======== Given data ========

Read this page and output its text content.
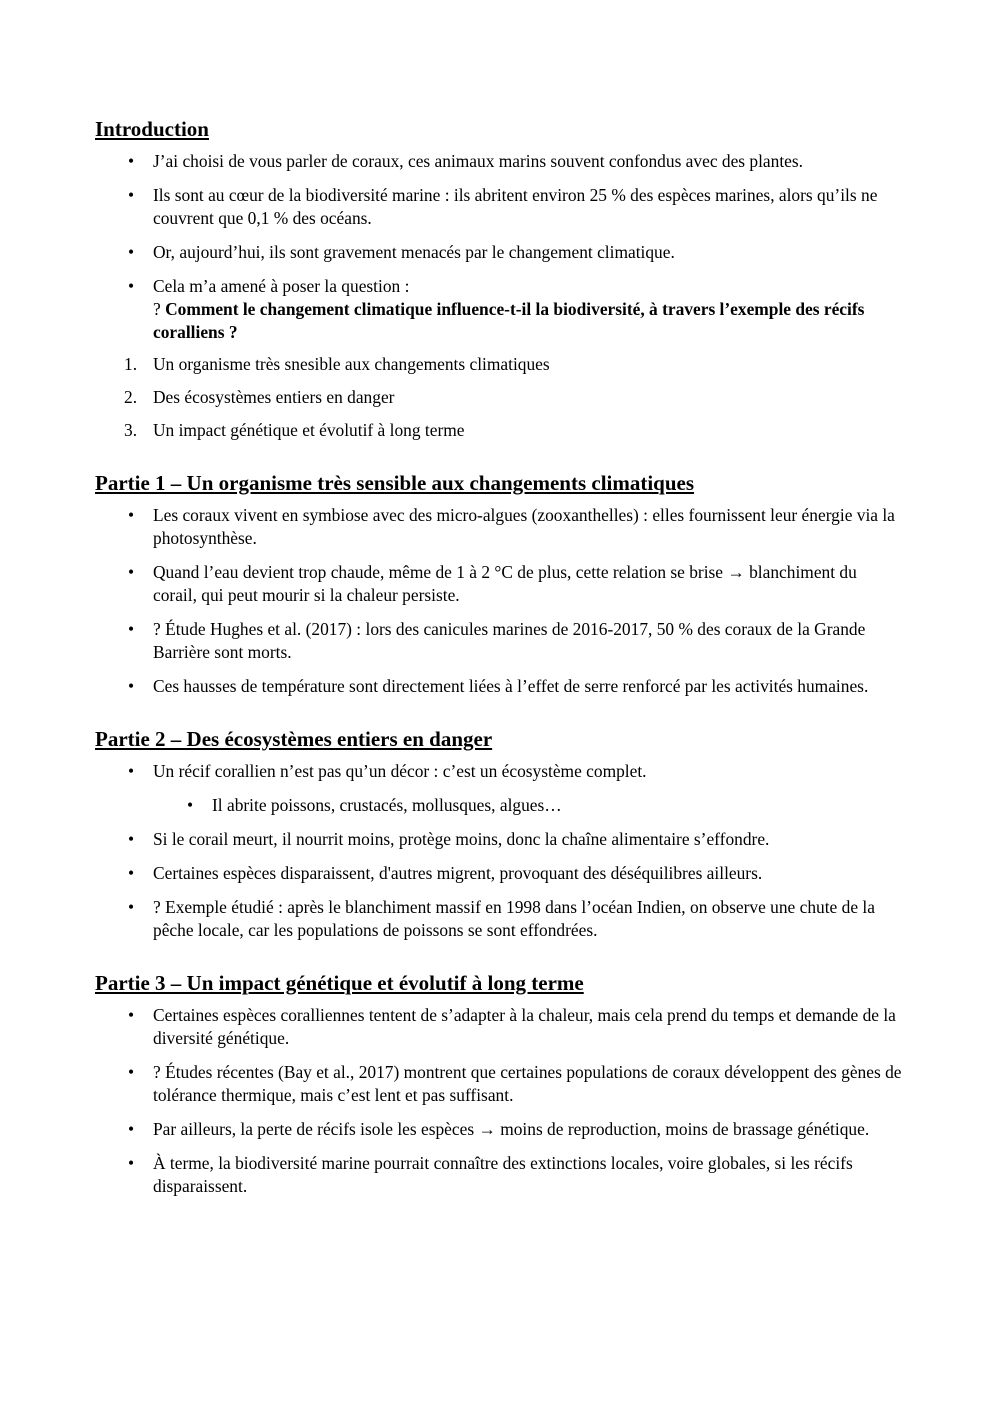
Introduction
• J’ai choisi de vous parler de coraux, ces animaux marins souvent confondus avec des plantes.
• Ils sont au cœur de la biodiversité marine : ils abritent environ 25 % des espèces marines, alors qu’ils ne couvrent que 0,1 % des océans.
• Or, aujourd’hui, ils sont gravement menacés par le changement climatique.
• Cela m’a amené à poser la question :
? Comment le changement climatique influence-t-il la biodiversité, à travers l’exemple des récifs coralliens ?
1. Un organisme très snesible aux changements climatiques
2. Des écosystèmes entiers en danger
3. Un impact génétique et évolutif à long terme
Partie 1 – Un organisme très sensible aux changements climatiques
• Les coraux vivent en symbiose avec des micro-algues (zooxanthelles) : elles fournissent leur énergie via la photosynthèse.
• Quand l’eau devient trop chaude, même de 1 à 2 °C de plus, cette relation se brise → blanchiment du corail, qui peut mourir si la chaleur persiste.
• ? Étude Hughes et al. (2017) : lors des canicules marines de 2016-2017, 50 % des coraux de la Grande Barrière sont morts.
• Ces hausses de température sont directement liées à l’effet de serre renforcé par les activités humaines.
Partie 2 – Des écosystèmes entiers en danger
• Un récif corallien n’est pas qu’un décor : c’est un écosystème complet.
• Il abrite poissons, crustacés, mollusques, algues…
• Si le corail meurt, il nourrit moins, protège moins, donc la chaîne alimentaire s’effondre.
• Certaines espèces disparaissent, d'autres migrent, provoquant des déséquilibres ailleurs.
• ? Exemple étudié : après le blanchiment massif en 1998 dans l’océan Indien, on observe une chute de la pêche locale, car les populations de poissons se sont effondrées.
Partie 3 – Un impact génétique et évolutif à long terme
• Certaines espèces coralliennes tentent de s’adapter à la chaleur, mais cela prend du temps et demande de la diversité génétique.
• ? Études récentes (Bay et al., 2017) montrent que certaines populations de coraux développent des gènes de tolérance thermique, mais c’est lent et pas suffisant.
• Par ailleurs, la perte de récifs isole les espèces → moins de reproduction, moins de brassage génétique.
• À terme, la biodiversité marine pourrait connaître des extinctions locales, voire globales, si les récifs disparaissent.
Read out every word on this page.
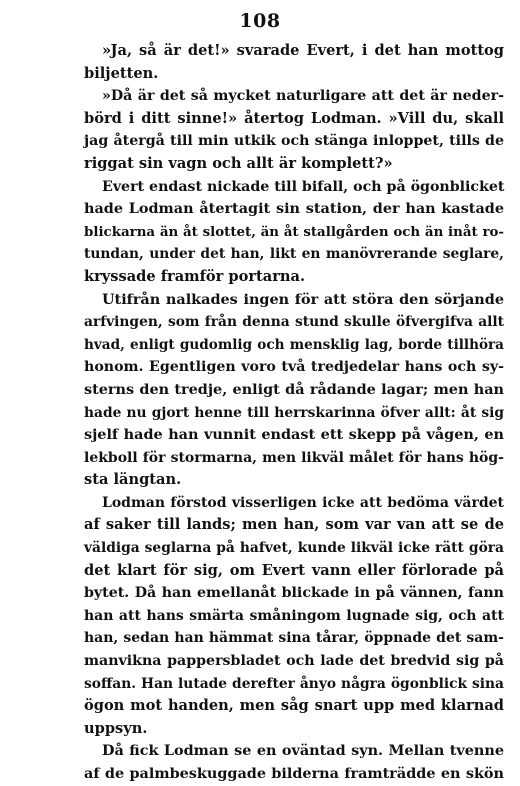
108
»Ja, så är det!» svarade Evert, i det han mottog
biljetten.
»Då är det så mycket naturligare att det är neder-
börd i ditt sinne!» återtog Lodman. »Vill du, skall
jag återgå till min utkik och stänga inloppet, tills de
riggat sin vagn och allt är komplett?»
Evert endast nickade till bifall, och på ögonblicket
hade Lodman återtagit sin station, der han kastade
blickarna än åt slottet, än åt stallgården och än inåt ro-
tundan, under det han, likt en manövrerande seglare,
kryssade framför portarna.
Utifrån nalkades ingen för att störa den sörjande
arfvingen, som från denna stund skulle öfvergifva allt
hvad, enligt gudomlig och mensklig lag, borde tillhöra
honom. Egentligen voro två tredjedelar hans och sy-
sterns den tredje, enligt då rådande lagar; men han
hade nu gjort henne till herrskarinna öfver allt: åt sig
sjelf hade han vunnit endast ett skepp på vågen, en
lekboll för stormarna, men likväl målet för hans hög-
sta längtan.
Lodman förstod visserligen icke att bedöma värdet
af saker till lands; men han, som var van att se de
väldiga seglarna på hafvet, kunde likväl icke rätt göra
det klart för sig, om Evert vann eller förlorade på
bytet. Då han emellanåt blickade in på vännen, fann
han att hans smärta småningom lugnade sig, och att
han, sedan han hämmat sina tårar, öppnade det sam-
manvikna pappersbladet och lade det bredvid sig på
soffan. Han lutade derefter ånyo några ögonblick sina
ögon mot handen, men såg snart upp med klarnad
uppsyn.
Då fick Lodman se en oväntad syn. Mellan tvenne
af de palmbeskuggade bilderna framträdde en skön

========

__Task statement__
Repeat everything in the records precisely. Images are excluded from the copy.

__Solved problem__
Read this page and output its text content.
Introduction
• J’ai choisi de vous parler de coraux, ces animaux marins souvent confondus avec des plantes.
• Ils sont au cœur de la biodiversité marine : ils abritent environ 25 % des espèces marines, alors qu’ils ne couvrent que 0,1 % des océans.
• Or, aujourd’hui, ils sont gravement menacés par le changement climatique.
• Cela m’a amené à poser la question :
? Comment le changement climatique influence-t-il la biodiversité, à travers l’exemple des récifs coralliens ?
1. Un organisme très snesible aux changements climatiques
2. Des écosystèmes entiers en danger
3. Un impact génétique et évolutif à long terme
Partie 1 – Un organisme très sensible aux changements climatiques
• Les coraux vivent en symbiose avec des micro-algues (zooxanthelles) : elles fournissent leur énergie via la photosynthèse.
• Quand l’eau devient trop chaude, même de 1 à 2 °C de plus, cette relation se brise → blanchiment du corail, qui peut mourir si la chaleur persiste.
• ? Étude Hughes et al. (2017) : lors des canicules marines de 2016-2017, 50 % des coraux de la Grande Barrière sont morts.
• Ces hausses de température sont directement liées à l’effet de serre renforcé par les activités humaines.
Partie 2 – Des écosystèmes entiers en danger
• Un récif corallien n’est pas qu’un décor : c’est un écosystème complet.
• Il abrite poissons, crustacés, mollusques, algues…
• Si le corail meurt, il nourrit moins, protège moins, donc la chaîne alimentaire s’effondre.
• Certaines espèces disparaissent, d'autres migrent, provoquant des déséquilibres ailleurs.
• ? Exemple étudié : après le blanchiment massif en 1998 dans l’océan Indien, on observe une chute de la pêche locale, car les populations de poissons se sont effondrées.
Partie 3 – Un impact génétique et évolutif à long terme
• Certaines espèces coralliennes tentent de s’adapter à la chaleur, mais cela prend du temps et demande de la diversité génétique.
• ? Études récentes (Bay et al., 2017) montrent que certaines populations de coraux développent des gènes de tolérance thermique, mais c’est lent et pas suffisant.
• Par ailleurs, la perte de récifs isole les espèces → moins de reproduction, moins de brassage génétique.
• À terme, la biodiversité marine pourrait connaître des extinctions locales, voire globales, si les récifs disparaissent.
Read out every word on this page.
108
»Ja, så är det!» svarade Evert, i det han mottog
biljetten.
»Då är det så mycket naturligare att det är neder-
börd i ditt sinne!» återtog Lodman. »Vill du, skall
jag återgå till min utkik och stänga inloppet, tills de
riggat sin vagn och allt är komplett?»
Evert endast nickade till bifall, och på ögonblicket
hade Lodman återtagit sin station, der han kastade
blickarna än åt slottet, än åt stallgården och än inåt ro-
tundan, under det han, likt en manövrerande seglare,
kryssade framför portarna.
Utifrån nalkades ingen för att störa den sörjande
arfvingen, som från denna stund skulle öfvergifva allt
hvad, enligt gudomlig och mensklig lag, borde tillhöra
honom. Egentligen voro två tredjedelar hans och sy-
sterns den tredje, enligt då rådande lagar; men han
hade nu gjort henne till herrskarinna öfver allt: åt sig
sjelf hade han vunnit endast ett skepp på vågen, en
lekboll för stormarna, men likväl målet för hans hög-
sta längtan.
Lodman förstod visserligen icke att bedöma värdet
af saker till lands; men han, som var van att se de
väldiga seglarna på hafvet, kunde likväl icke rätt göra
det klart för sig, om Evert vann eller förlorade på
bytet. Då han emellanåt blickade in på vännen, fann
han att hans smärta småningom lugnade sig, och att
han, sedan han hämmat sina tårar, öppnade det sam-
manvikna pappersbladet och lade det bredvid sig på
soffan. Han lutade derefter ånyo några ögonblick sina
ögon mot handen, men såg snart upp med klarnad
uppsyn.
Då fick Lodman se en oväntad syn. Mellan tvenne
af de palmbeskuggade bilderna framträdde en skön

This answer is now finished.